Review the material line by line. Identify and copy every line that contains the string "Radial".

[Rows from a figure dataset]
○ ○ ○ ○
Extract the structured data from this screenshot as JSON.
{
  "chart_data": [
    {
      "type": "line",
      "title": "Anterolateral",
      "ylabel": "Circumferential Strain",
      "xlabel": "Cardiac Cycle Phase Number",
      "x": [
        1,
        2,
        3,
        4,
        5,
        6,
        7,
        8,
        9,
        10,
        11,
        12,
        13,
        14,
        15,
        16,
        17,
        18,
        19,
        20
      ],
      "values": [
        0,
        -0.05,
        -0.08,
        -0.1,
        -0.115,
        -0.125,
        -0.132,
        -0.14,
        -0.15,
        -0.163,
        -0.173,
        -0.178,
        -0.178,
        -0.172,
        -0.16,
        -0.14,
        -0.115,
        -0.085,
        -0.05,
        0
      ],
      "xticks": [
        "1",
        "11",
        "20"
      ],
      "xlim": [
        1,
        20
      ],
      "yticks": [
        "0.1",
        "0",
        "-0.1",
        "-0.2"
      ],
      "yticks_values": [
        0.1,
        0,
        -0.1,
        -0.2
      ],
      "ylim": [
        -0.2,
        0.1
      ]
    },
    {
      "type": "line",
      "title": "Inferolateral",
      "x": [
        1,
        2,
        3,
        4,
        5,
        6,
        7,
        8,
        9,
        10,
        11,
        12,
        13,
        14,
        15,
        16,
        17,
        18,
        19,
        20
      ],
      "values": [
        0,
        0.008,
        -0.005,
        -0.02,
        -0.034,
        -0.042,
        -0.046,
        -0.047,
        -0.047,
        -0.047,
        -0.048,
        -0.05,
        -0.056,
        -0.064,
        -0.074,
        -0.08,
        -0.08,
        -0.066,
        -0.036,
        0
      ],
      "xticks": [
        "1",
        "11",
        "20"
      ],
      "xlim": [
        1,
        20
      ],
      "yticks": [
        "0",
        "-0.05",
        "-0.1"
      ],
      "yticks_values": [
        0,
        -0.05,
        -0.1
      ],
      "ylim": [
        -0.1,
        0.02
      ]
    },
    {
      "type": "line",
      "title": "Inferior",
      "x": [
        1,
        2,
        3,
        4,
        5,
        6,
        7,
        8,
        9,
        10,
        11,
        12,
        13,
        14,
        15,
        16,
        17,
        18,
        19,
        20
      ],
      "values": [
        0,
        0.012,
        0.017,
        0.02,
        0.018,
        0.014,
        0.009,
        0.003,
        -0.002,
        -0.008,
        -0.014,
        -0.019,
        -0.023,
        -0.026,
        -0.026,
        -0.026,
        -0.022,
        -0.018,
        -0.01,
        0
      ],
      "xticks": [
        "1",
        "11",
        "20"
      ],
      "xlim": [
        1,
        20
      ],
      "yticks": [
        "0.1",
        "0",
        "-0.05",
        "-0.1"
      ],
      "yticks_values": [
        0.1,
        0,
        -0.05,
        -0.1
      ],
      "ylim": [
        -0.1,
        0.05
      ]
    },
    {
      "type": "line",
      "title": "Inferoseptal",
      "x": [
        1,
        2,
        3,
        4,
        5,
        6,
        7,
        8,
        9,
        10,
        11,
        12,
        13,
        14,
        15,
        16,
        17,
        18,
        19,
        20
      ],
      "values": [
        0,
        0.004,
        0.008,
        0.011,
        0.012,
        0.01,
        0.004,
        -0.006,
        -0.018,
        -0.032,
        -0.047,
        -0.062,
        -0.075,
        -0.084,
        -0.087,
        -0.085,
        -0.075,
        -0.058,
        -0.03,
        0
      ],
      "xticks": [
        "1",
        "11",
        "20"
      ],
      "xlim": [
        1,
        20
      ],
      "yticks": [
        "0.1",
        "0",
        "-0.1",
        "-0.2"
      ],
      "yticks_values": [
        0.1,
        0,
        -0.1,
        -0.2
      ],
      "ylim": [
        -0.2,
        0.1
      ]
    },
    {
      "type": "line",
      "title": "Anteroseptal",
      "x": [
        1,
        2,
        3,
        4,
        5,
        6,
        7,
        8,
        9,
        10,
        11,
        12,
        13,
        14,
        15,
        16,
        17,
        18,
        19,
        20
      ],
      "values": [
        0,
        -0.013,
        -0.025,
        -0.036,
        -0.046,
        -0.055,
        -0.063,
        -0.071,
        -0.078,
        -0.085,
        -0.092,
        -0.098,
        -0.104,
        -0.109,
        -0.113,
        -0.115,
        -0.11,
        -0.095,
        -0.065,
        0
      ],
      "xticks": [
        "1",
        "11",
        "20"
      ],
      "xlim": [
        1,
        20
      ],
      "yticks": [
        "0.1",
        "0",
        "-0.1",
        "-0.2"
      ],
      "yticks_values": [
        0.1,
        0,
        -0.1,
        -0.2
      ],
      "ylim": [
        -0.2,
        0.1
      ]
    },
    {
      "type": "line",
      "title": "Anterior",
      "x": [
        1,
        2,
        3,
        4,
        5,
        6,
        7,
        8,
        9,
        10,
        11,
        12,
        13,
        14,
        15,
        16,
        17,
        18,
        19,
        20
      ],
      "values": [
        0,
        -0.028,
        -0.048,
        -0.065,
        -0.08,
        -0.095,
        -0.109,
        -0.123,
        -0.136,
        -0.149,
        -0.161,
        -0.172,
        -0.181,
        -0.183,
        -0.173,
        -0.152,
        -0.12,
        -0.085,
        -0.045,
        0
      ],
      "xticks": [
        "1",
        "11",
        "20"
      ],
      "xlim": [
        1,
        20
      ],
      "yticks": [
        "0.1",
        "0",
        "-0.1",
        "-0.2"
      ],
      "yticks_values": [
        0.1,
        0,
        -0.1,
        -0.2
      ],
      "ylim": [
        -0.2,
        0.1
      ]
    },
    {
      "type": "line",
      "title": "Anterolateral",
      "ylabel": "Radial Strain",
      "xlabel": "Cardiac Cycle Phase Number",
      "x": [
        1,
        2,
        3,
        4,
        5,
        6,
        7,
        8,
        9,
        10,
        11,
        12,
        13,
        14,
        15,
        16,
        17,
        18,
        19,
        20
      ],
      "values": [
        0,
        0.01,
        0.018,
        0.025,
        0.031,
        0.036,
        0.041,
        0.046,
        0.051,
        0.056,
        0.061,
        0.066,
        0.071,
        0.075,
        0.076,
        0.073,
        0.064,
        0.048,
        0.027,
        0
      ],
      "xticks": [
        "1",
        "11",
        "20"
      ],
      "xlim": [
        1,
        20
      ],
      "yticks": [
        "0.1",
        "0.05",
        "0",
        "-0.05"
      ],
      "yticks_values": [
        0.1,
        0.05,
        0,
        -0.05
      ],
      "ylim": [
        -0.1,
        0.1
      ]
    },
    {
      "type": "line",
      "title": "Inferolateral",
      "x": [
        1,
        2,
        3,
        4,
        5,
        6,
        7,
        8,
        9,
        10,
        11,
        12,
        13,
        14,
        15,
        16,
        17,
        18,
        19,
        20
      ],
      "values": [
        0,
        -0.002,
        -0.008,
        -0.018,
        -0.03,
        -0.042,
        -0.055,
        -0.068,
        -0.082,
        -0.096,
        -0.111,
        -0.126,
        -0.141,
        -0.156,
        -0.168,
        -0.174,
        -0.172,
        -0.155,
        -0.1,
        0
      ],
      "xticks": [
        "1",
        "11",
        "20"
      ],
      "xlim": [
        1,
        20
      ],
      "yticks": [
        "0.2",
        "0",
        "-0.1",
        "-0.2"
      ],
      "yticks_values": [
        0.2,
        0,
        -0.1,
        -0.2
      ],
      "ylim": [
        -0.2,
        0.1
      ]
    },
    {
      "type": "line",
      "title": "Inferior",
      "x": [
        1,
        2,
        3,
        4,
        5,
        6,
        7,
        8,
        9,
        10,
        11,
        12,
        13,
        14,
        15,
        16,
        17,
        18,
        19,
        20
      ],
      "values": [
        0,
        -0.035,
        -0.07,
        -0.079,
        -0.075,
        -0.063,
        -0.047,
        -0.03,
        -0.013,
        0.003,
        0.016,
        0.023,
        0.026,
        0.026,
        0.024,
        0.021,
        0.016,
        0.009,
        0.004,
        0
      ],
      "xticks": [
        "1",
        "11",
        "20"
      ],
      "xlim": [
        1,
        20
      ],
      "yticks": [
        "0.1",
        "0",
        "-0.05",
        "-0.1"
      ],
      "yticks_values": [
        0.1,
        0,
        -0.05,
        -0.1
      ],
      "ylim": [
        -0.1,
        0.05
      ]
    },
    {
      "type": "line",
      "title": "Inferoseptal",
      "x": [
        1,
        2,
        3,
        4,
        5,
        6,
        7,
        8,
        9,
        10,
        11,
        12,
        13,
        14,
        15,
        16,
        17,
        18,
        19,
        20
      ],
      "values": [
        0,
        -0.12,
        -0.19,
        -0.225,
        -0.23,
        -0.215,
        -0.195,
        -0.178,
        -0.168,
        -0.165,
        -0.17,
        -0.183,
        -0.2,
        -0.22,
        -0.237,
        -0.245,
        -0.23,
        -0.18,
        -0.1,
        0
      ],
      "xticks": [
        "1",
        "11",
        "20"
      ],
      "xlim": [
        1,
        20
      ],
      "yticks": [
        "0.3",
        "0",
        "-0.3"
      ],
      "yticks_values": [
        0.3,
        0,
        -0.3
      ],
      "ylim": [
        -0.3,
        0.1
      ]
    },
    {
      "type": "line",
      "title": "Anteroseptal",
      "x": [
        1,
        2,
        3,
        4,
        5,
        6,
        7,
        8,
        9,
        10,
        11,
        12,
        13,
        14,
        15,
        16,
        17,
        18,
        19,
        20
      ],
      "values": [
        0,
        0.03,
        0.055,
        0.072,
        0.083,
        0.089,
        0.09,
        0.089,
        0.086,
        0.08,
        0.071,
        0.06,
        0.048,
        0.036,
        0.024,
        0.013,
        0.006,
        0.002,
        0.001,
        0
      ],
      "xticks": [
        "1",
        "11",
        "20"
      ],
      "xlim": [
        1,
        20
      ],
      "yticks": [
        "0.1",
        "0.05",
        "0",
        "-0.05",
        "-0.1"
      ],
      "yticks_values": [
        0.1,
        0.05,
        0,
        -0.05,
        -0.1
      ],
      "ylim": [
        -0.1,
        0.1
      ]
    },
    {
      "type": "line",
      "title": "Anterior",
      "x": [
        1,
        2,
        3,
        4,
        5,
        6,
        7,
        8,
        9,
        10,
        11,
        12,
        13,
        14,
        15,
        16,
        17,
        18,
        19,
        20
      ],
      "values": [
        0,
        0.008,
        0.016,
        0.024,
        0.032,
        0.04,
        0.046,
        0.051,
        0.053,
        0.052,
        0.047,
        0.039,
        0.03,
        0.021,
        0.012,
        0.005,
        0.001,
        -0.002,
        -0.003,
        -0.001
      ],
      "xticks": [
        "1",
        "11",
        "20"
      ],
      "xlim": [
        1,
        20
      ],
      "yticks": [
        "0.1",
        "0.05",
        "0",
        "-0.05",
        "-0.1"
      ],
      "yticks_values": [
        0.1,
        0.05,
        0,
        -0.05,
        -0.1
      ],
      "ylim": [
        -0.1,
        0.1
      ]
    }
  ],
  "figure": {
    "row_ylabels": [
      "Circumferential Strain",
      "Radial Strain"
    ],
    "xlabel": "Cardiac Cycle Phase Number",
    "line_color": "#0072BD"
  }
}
○ ○ ○ ○
» **WRITTEN SOLUTION**
      "ylabel": "Radial Strain",
      "Radial Strain"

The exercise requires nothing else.